◆ **WHAT TO PRODUCE**
Set down each line of the material that follows, exactly, with no pictures.

◆ **GIVEN RECORDS**
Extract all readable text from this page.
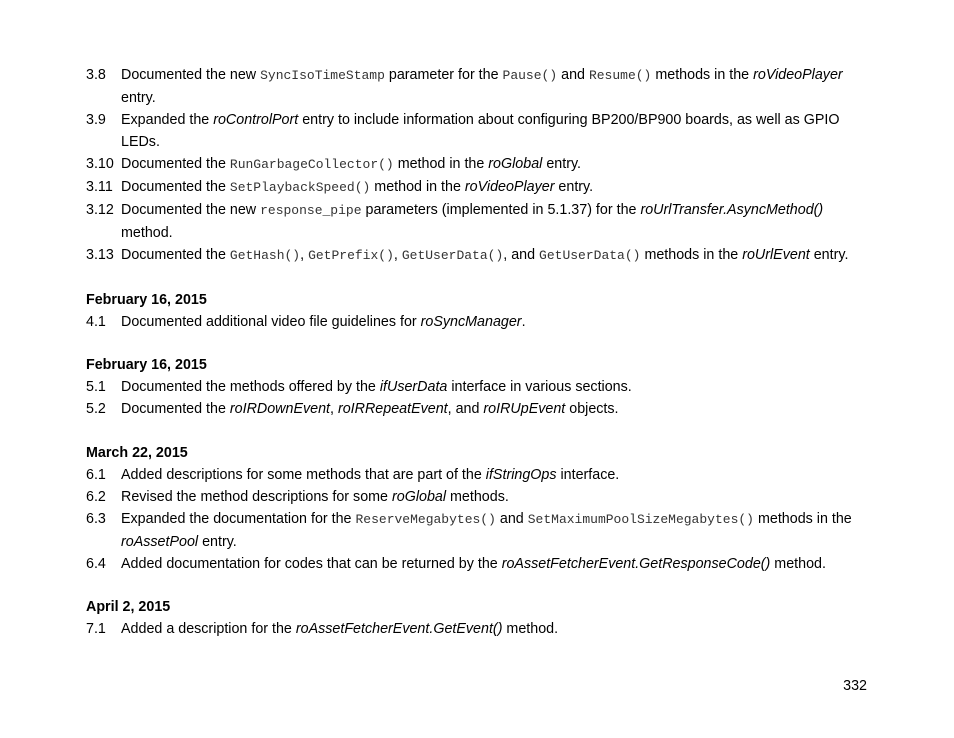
3.8 Documented the new SyncIsoTimeStamp parameter for the Pause() and Resume() methods in the roVideoPlayer entry.
3.9 Expanded the roControlPort entry to include information about configuring BP200/BP900 boards, as well as GPIO LEDs.
3.10 Documented the RunGarbageCollector() method in the roGlobal entry.
3.11 Documented the SetPlaybackSpeed() method in the roVideoPlayer entry.
3.12 Documented the new response_pipe parameters (implemented in 5.1.37) for the roUrlTransfer.AsyncMethod() method.
3.13 Documented the GetHash(), GetPrefix(), GetUserData(), and GetUserData() methods in the roUrlEvent entry.
February 16, 2015
4.1 Documented additional video file guidelines for roSyncManager.
February 16, 2015
5.1 Documented the methods offered by the ifUserData interface in various sections.
5.2 Documented the roIRDownEvent, roIRRepeatEvent, and roIRUpEvent objects.
March 22, 2015
6.1 Added descriptions for some methods that are part of the ifStringOps interface.
6.2 Revised the method descriptions for some roGlobal methods.
6.3 Expanded the documentation for the ReserveMegabytes() and SetMaximumPoolSizeMegabytes() methods in the roAssetPool entry.
6.4 Added documentation for codes that can be returned by the roAssetFetcherEvent.GetResponseCode() method.
April 2, 2015
7.1 Added a description for the roAssetFetcherEvent.GetEvent() method.
332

◆ **WRITTEN RESPONSE**
Extract all readable text from this page.
3.8 Documented the new SyncIsoTimeStamp parameter for the Pause() and Resume() methods in the roVideoPlayer entry.
3.9 Expanded the roControlPort entry to include information about configuring BP200/BP900 boards, as well as GPIO LEDs.
3.10 Documented the RunGarbageCollector() method in the roGlobal entry.
3.11 Documented the SetPlaybackSpeed() method in the roVideoPlayer entry.
3.12 Documented the new response_pipe parameters (implemented in 5.1.37) for the roUrlTransfer.AsyncMethod() method.
3.13 Documented the GetHash(), GetPrefix(), GetUserData(), and GetUserData() methods in the roUrlEvent entry.
February 16, 2015
4.1 Documented additional video file guidelines for roSyncManager.
February 16, 2015
5.1 Documented the methods offered by the ifUserData interface in various sections.
5.2 Documented the roIRDownEvent, roIRRepeatEvent, and roIRUpEvent objects.
March 22, 2015
6.1 Added descriptions for some methods that are part of the ifStringOps interface.
6.2 Revised the method descriptions for some roGlobal methods.
6.3 Expanded the documentation for the ReserveMegabytes() and SetMaximumPoolSizeMegabytes() methods in the roAssetPool entry.
6.4 Added documentation for codes that can be returned by the roAssetFetcherEvent.GetResponseCode() method.
April 2, 2015
7.1 Added a description for the roAssetFetcherEvent.GetEvent() method.
332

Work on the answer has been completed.